Input for this task:
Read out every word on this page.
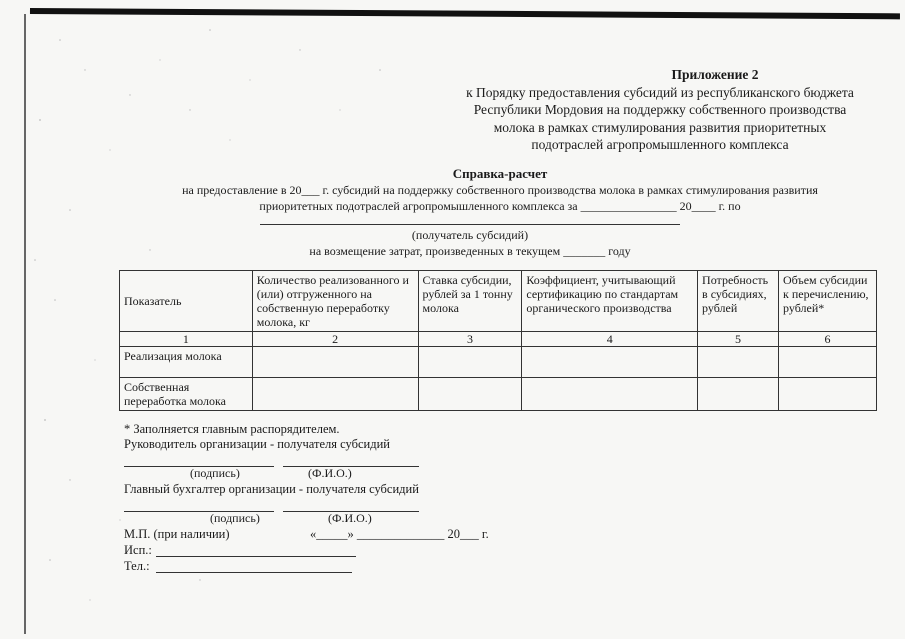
Приложение 2
к Порядку предоставления субсидий из республиканского бюджета
Республики Мордовия на поддержку собственного производства
молока в рамках стимулирования развития приоритетных
подотраслей агропромышленного комплекса
Справка-расчет
на предоставление в 20___ г. субсидий на поддержку собственного производства молока в рамках стимулирования развития
приоритетных подотраслей агропромышленного комплекса за ________________ 20____ г. по
(получатель субсидий)
на возмещение затрат, произведенных в текущем _______ году
Показатель	Количество реализованного и (или) отгруженного на собственную переработку молока, кг	Ставка субсидии, рублей за 1 тонну молока	Коэффициент, учитывающий сертификацию по стандартам органического производства	Потребность в субсидиях, рублей	Объем субсидии к перечислению, рублей*
1	2	3	4	5	6
Реализация молока					
Собственная переработка молока					
* Заполняется главным распорядителем.
Руководитель организации - получателя субсидий

(подпись)	(Ф.И.О.)
Главный бухгалтер организации - получателя субсидий

(подпись)	(Ф.И.О.)
М.П. (при наличии)	«_____» ______________ 20___ г.
Исп.:
Тел.:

Problem requirements: Write out the records above exactly as they stand, leaving out every picture.

Written answer:
Read out every word on this page.
Приложение 2
к Порядку предоставления субсидий из республиканского бюджета
Республики Мордовия на поддержку собственного производства
молока в рамках стимулирования развития приоритетных
подотраслей агропромышленного комплекса
Справка-расчет
на предоставление в 20___ г. субсидий на поддержку собственного производства молока в рамках стимулирования развития
приоритетных подотраслей агропромышленного комплекса за ________________ 20____ г. по
(получатель субсидий)
на возмещение затрат, произведенных в текущем _______ году
Показатель	Количество реализованного и (или) отгруженного на собственную переработку молока, кг	Ставка субсидии, рублей за 1 тонну молока	Коэффициент, учитывающий сертификацию по стандартам органического производства	Потребность в субсидиях, рублей	Объем субсидии к перечислению, рублей*
1	2	3	4	5	6
Реализация молока					
Собственная переработка молока					
* Заполняется главным распорядителем.
Руководитель организации - получателя субсидий

(подпись)	(Ф.И.О.)
Главный бухгалтер организации - получателя субсидий

(подпись)	(Ф.И.О.)
М.П. (при наличии)	«_____» ______________ 20___ г.
Исп.:
Тел.:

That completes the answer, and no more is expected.